### Exercise details:
Pick out each line in these entries that contains the string "Luontoselvityksen".

### Dataset extract:
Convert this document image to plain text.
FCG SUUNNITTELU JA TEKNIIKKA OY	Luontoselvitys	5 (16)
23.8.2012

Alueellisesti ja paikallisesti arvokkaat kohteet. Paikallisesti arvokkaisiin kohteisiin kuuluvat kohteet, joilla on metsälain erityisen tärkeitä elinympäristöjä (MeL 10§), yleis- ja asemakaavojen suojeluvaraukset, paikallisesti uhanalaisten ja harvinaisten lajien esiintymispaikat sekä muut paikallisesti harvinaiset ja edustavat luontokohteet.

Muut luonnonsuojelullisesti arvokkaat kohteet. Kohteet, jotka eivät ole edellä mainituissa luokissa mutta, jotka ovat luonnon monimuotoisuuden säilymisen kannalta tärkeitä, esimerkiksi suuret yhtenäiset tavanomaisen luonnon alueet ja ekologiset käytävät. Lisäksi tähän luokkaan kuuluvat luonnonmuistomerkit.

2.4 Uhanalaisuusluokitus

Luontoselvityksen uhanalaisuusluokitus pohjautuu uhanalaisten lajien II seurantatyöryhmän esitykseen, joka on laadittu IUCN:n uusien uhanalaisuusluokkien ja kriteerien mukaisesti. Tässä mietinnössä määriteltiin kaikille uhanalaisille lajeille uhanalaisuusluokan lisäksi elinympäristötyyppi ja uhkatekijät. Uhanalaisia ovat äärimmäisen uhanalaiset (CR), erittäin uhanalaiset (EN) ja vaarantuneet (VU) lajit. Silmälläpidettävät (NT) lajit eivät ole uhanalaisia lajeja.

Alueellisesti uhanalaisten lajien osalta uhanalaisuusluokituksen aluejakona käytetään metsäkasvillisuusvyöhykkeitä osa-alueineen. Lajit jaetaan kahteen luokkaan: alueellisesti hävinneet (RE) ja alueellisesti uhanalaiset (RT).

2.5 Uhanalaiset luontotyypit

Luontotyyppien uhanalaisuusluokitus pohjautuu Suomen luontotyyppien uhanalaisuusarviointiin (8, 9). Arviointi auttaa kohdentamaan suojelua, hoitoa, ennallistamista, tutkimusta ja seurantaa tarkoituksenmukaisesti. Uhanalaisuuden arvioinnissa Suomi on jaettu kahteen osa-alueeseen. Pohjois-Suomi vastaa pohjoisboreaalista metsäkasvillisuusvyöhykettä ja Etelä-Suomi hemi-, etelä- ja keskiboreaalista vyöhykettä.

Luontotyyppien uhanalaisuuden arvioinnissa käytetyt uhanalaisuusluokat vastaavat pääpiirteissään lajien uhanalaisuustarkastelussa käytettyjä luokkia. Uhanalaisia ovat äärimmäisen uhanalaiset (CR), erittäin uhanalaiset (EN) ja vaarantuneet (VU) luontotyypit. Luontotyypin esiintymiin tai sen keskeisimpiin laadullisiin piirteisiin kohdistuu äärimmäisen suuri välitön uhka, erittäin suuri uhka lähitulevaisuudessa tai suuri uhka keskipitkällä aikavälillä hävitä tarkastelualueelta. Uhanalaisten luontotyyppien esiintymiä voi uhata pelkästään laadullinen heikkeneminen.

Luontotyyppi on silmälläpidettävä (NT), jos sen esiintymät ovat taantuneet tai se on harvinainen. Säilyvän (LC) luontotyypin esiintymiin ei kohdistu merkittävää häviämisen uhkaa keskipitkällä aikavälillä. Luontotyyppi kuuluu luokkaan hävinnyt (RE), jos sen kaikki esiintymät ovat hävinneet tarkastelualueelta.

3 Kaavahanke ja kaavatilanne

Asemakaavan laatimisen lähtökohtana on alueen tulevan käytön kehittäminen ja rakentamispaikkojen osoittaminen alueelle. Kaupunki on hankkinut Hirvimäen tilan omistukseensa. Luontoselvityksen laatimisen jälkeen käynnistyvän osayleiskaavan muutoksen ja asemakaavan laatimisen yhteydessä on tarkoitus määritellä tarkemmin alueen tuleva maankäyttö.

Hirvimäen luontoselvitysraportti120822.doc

### Solution to this task:
Luontoselvityksen uhanalaisuusluokitus pohjautuu uhanalaisten lajien II seurantatyöryhmän esitykseen, joka on laadittu IUCN:n uusien uhanalaisuusluokkien ja kriteerien mukaisesti. Tässä mietinnössä määriteltiin kaikille uhanalaisille lajeille uhanalaisuusluokan lisäksi elinympäristötyyppi ja uhkatekijät. Uhanalaisia ovat äärimmäisen uhanalaiset (CR), erittäin uhanalaiset (EN) ja vaarantuneet (VU) lajit. Silmälläpidettävät (NT) lajit eivät ole uhanalaisia lajeja.
Asemakaavan laatimisen lähtökohtana on alueen tulevan käytön kehittäminen ja rakentamispaikkojen osoittaminen alueelle. Kaupunki on hankkinut Hirvimäen tilan omistukseensa. Luontoselvityksen laatimisen jälkeen käynnistyvän osayleiskaavan muutoksen ja asemakaavan laatimisen yhteydessä on tarkoitus määritellä tarkemmin alueen tuleva maankäyttö.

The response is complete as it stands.